>> begin RECORDS TO PROCESS

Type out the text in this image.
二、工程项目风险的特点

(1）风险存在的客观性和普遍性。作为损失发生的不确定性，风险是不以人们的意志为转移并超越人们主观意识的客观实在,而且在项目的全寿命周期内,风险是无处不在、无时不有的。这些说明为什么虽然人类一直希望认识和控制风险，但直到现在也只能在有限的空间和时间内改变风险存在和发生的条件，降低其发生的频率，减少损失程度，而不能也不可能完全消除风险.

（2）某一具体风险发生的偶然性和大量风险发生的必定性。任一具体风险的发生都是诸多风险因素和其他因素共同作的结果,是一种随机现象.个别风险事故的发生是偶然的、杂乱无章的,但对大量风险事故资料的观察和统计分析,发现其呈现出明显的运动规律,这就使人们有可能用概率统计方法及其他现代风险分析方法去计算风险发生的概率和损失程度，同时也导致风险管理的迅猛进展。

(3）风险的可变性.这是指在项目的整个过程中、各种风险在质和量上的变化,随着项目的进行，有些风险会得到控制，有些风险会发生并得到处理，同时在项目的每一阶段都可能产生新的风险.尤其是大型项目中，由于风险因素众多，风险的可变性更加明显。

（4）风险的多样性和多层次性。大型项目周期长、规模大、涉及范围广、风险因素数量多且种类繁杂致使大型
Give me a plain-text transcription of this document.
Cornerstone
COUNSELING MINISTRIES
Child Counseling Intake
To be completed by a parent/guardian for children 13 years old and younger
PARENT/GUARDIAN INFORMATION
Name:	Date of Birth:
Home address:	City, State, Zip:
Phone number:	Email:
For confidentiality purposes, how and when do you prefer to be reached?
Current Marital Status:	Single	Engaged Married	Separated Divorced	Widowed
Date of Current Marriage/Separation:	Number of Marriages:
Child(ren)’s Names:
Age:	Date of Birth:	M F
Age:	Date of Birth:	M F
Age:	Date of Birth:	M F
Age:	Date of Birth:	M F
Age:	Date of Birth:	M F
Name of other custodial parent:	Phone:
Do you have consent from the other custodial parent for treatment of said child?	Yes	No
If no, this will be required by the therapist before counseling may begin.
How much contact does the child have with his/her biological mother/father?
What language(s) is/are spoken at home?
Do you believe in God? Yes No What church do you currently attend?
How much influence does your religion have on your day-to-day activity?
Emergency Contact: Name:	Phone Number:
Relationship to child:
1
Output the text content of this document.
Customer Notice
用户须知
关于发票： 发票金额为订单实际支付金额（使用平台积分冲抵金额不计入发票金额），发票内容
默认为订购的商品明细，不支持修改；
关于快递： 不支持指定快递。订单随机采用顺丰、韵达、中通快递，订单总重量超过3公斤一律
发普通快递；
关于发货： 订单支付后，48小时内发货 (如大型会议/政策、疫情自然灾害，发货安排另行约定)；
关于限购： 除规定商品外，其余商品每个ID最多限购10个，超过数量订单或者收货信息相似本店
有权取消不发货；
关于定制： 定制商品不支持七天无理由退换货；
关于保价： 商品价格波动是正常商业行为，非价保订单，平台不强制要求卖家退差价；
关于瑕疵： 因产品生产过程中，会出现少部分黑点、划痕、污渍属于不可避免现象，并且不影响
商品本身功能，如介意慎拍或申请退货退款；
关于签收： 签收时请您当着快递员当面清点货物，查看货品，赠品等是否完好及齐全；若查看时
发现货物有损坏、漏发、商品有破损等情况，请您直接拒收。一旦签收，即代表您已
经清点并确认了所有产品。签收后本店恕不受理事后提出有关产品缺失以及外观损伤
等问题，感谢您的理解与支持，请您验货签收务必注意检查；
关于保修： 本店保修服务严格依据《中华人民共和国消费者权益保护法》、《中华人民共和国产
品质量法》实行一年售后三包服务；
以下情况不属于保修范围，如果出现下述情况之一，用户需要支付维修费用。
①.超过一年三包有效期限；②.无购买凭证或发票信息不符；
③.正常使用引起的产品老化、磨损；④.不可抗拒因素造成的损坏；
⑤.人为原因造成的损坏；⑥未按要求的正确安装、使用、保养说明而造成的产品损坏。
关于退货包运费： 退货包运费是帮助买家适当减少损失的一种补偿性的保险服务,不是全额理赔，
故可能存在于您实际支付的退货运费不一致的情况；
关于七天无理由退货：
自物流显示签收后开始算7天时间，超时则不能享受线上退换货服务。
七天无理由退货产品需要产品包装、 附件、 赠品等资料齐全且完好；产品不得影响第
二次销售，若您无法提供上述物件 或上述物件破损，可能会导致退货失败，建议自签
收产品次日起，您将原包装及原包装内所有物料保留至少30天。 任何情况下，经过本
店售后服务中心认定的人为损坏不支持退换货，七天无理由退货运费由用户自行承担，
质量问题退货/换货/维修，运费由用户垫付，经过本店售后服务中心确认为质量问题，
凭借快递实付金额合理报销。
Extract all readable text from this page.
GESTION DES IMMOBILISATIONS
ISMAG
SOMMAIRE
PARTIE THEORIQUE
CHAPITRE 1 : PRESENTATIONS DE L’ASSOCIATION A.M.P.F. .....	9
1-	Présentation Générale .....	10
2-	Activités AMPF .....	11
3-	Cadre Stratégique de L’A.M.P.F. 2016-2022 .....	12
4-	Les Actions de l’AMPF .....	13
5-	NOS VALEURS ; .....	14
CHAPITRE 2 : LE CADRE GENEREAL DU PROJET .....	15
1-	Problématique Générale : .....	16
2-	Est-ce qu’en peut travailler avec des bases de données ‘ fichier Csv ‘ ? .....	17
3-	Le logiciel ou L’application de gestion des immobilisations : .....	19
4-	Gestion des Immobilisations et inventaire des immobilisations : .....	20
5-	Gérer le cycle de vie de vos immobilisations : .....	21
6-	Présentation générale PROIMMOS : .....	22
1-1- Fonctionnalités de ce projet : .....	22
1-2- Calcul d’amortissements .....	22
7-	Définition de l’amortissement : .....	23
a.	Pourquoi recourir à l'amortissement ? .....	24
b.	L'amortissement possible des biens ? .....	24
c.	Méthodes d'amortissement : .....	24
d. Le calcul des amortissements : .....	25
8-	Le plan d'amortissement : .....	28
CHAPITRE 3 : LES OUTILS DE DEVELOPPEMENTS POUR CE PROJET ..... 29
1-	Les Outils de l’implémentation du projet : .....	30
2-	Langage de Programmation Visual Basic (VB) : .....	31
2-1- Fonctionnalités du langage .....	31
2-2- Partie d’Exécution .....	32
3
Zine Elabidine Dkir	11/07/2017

>> end RECORDS TO PROCESS

Your task is to return the full listing exactly as it was given.

Type out the text in this image.
二、工程项目风险的特点

(1）风险存在的客观性和普遍性。作为损失发生的不确定性，风险是不以人们的意志为转移并超越人们主观意识的客观实在,而且在项目的全寿命周期内,风险是无处不在、无时不有的。这些说明为什么虽然人类一直希望认识和控制风险，但直到现在也只能在有限的空间和时间内改变风险存在和发生的条件，降低其发生的频率，减少损失程度，而不能也不可能完全消除风险.

（2）某一具体风险发生的偶然性和大量风险发生的必定性。任一具体风险的发生都是诸多风险因素和其他因素共同作的结果,是一种随机现象.个别风险事故的发生是偶然的、杂乱无章的,但对大量风险事故资料的观察和统计分析,发现其呈现出明显的运动规律,这就使人们有可能用概率统计方法及其他现代风险分析方法去计算风险发生的概率和损失程度，同时也导致风险管理的迅猛进展。

(3）风险的可变性.这是指在项目的整个过程中、各种风险在质和量上的变化,随着项目的进行，有些风险会得到控制，有些风险会发生并得到处理，同时在项目的每一阶段都可能产生新的风险.尤其是大型项目中，由于风险因素众多，风险的可变性更加明显。

（4）风险的多样性和多层次性。大型项目周期长、规模大、涉及范围广、风险因素数量多且种类繁杂致使大型
Give me a plain-text transcription of this document.
Cornerstone
COUNSELING MINISTRIES
Child Counseling Intake
To be completed by a parent/guardian for children 13 years old and younger
PARENT/GUARDIAN INFORMATION
Name:	Date of Birth:
Home address:	City, State, Zip:
Phone number:	Email:
For confidentiality purposes, how and when do you prefer to be reached?
Current Marital Status:	Single	Engaged Married	Separated Divorced	Widowed
Date of Current Marriage/Separation:	Number of Marriages:
Child(ren)’s Names:
Age:	Date of Birth:	M F
Age:	Date of Birth:	M F
Age:	Date of Birth:	M F
Age:	Date of Birth:	M F
Age:	Date of Birth:	M F
Name of other custodial parent:	Phone:
Do you have consent from the other custodial parent for treatment of said child?	Yes	No
If no, this will be required by the therapist before counseling may begin.
How much contact does the child have with his/her biological mother/father?
What language(s) is/are spoken at home?
Do you believe in God? Yes No What church do you currently attend?
How much influence does your religion have on your day-to-day activity?
Emergency Contact: Name:	Phone Number:
Relationship to child:
1
Output the text content of this document.
Customer Notice
用户须知
关于发票： 发票金额为订单实际支付金额（使用平台积分冲抵金额不计入发票金额），发票内容
默认为订购的商品明细，不支持修改；
关于快递： 不支持指定快递。订单随机采用顺丰、韵达、中通快递，订单总重量超过3公斤一律
发普通快递；
关于发货： 订单支付后，48小时内发货 (如大型会议/政策、疫情自然灾害，发货安排另行约定)；
关于限购： 除规定商品外，其余商品每个ID最多限购10个，超过数量订单或者收货信息相似本店
有权取消不发货；
关于定制： 定制商品不支持七天无理由退换货；
关于保价： 商品价格波动是正常商业行为，非价保订单，平台不强制要求卖家退差价；
关于瑕疵： 因产品生产过程中，会出现少部分黑点、划痕、污渍属于不可避免现象，并且不影响
商品本身功能，如介意慎拍或申请退货退款；
关于签收： 签收时请您当着快递员当面清点货物，查看货品，赠品等是否完好及齐全；若查看时
发现货物有损坏、漏发、商品有破损等情况，请您直接拒收。一旦签收，即代表您已
经清点并确认了所有产品。签收后本店恕不受理事后提出有关产品缺失以及外观损伤
等问题，感谢您的理解与支持，请您验货签收务必注意检查；
关于保修： 本店保修服务严格依据《中华人民共和国消费者权益保护法》、《中华人民共和国产
品质量法》实行一年售后三包服务；
以下情况不属于保修范围，如果出现下述情况之一，用户需要支付维修费用。
①.超过一年三包有效期限；②.无购买凭证或发票信息不符；
③.正常使用引起的产品老化、磨损；④.不可抗拒因素造成的损坏；
⑤.人为原因造成的损坏；⑥未按要求的正确安装、使用、保养说明而造成的产品损坏。
关于退货包运费： 退货包运费是帮助买家适当减少损失的一种补偿性的保险服务,不是全额理赔，
故可能存在于您实际支付的退货运费不一致的情况；
关于七天无理由退货：
自物流显示签收后开始算7天时间，超时则不能享受线上退换货服务。
七天无理由退货产品需要产品包装、 附件、 赠品等资料齐全且完好；产品不得影响第
二次销售，若您无法提供上述物件 或上述物件破损，可能会导致退货失败，建议自签
收产品次日起，您将原包装及原包装内所有物料保留至少30天。 任何情况下，经过本
店售后服务中心认定的人为损坏不支持退换货，七天无理由退货运费由用户自行承担，
质量问题退货/换货/维修，运费由用户垫付，经过本店售后服务中心确认为质量问题，
凭借快递实付金额合理报销。
Extract all readable text from this page.
GESTION DES IMMOBILISATIONS
ISMAG
SOMMAIRE
PARTIE THEORIQUE
CHAPITRE 1 : PRESENTATIONS DE L’ASSOCIATION A.M.P.F. .....	9
1-	Présentation Générale .....	10
2-	Activités AMPF .....	11
3-	Cadre Stratégique de L’A.M.P.F. 2016-2022 .....	12
4-	Les Actions de l’AMPF .....	13
5-	NOS VALEURS ; .....	14
CHAPITRE 2 : LE CADRE GENEREAL DU PROJET .....	15
1-	Problématique Générale : .....	16
2-	Est-ce qu’en peut travailler avec des bases de données ‘ fichier Csv ‘ ? .....	17
3-	Le logiciel ou L’application de gestion des immobilisations : .....	19
4-	Gestion des Immobilisations et inventaire des immobilisations : .....	20
5-	Gérer le cycle de vie de vos immobilisations : .....	21
6-	Présentation générale PROIMMOS : .....	22
1-1- Fonctionnalités de ce projet : .....	22
1-2- Calcul d’amortissements .....	22
7-	Définition de l’amortissement : .....	23
a.	Pourquoi recourir à l'amortissement ? .....	24
b.	L'amortissement possible des biens ? .....	24
c.	Méthodes d'amortissement : .....	24
d. Le calcul des amortissements : .....	25
8-	Le plan d'amortissement : .....	28
CHAPITRE 3 : LES OUTILS DE DEVELOPPEMENTS POUR CE PROJET ..... 29
1-	Les Outils de l’implémentation du projet : .....	30
2-	Langage de Programmation Visual Basic (VB) : .....	31
2-1- Fonctionnalités du langage .....	31
2-2- Partie d’Exécution .....	32
3
Zine Elabidine Dkir	11/07/2017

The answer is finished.